[Objective]: Write out all the rows below again, switching each "flier" to "outlier" and leaving everything else unchanged.

[Dataset rows]:
— begin —

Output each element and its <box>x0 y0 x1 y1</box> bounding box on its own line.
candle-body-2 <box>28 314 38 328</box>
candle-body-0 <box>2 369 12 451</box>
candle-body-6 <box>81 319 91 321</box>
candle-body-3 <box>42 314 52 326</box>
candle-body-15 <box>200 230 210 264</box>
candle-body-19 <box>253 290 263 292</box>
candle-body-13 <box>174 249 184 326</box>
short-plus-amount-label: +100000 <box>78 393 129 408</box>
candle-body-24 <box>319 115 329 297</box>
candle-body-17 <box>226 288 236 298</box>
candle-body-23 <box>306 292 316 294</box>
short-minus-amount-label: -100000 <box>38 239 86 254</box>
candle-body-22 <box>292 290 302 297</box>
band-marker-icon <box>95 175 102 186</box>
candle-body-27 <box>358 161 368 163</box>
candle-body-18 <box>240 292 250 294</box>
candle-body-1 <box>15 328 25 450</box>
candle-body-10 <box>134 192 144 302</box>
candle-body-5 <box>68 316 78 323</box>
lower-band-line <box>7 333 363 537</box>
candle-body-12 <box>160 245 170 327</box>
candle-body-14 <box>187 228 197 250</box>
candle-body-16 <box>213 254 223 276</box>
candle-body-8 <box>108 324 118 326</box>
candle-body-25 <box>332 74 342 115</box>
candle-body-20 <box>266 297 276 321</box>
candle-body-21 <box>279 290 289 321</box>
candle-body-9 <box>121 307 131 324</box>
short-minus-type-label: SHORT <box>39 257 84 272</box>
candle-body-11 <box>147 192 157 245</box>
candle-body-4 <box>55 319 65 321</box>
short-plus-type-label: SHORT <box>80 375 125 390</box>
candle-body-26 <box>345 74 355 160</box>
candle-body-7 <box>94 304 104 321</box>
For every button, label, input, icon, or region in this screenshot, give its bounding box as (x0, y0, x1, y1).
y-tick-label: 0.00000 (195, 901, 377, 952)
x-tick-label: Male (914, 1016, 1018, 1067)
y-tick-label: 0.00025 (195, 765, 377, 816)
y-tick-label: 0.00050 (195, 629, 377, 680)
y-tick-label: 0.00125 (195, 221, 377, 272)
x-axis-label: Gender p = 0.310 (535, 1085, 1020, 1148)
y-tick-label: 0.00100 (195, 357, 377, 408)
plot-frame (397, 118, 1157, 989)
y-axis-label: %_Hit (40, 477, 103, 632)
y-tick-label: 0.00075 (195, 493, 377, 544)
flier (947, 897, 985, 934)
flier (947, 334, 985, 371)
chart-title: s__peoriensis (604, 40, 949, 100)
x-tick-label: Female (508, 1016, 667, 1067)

— end —

[Expected answer]:
Output each element and its <box>x0 y0 x1 y1</box> bounding box on its own line.
candle-body-2 <box>28 314 38 328</box>
candle-body-0 <box>2 369 12 451</box>
candle-body-6 <box>81 319 91 321</box>
candle-body-3 <box>42 314 52 326</box>
candle-body-15 <box>200 230 210 264</box>
candle-body-19 <box>253 290 263 292</box>
candle-body-13 <box>174 249 184 326</box>
short-plus-amount-label: +100000 <box>78 393 129 408</box>
candle-body-24 <box>319 115 329 297</box>
candle-body-17 <box>226 288 236 298</box>
candle-body-23 <box>306 292 316 294</box>
short-minus-amount-label: -100000 <box>38 239 86 254</box>
candle-body-22 <box>292 290 302 297</box>
band-marker-icon <box>95 175 102 186</box>
candle-body-27 <box>358 161 368 163</box>
candle-body-18 <box>240 292 250 294</box>
candle-body-1 <box>15 328 25 450</box>
candle-body-10 <box>134 192 144 302</box>
candle-body-5 <box>68 316 78 323</box>
lower-band-line <box>7 333 363 537</box>
candle-body-12 <box>160 245 170 327</box>
candle-body-14 <box>187 228 197 250</box>
candle-body-16 <box>213 254 223 276</box>
candle-body-8 <box>108 324 118 326</box>
candle-body-25 <box>332 74 342 115</box>
candle-body-20 <box>266 297 276 321</box>
candle-body-21 <box>279 290 289 321</box>
candle-body-9 <box>121 307 131 324</box>
short-minus-type-label: SHORT <box>39 257 84 272</box>
candle-body-11 <box>147 192 157 245</box>
candle-body-4 <box>55 319 65 321</box>
short-plus-type-label: SHORT <box>80 375 125 390</box>
candle-body-26 <box>345 74 355 160</box>
candle-body-7 <box>94 304 104 321</box>
For every button, label, input, icon, or region in this screenshot, give its bounding box as (x0, y0, x1, y1).
y-tick-label: 0.00000 (195, 901, 377, 952)
x-tick-label: Male (914, 1016, 1018, 1067)
y-tick-label: 0.00025 (195, 765, 377, 816)
y-tick-label: 0.00050 (195, 629, 377, 680)
y-tick-label: 0.00125 (195, 221, 377, 272)
x-axis-label: Gender p = 0.310 (535, 1085, 1020, 1148)
y-tick-label: 0.00100 (195, 357, 377, 408)
plot-frame (397, 118, 1157, 989)
y-axis-label: %_Hit (40, 477, 103, 632)
y-tick-label: 0.00075 (195, 493, 377, 544)
outlier (947, 897, 985, 934)
outlier (947, 334, 985, 371)
chart-title: s__peoriensis (604, 40, 949, 100)
x-tick-label: Female (508, 1016, 667, 1067)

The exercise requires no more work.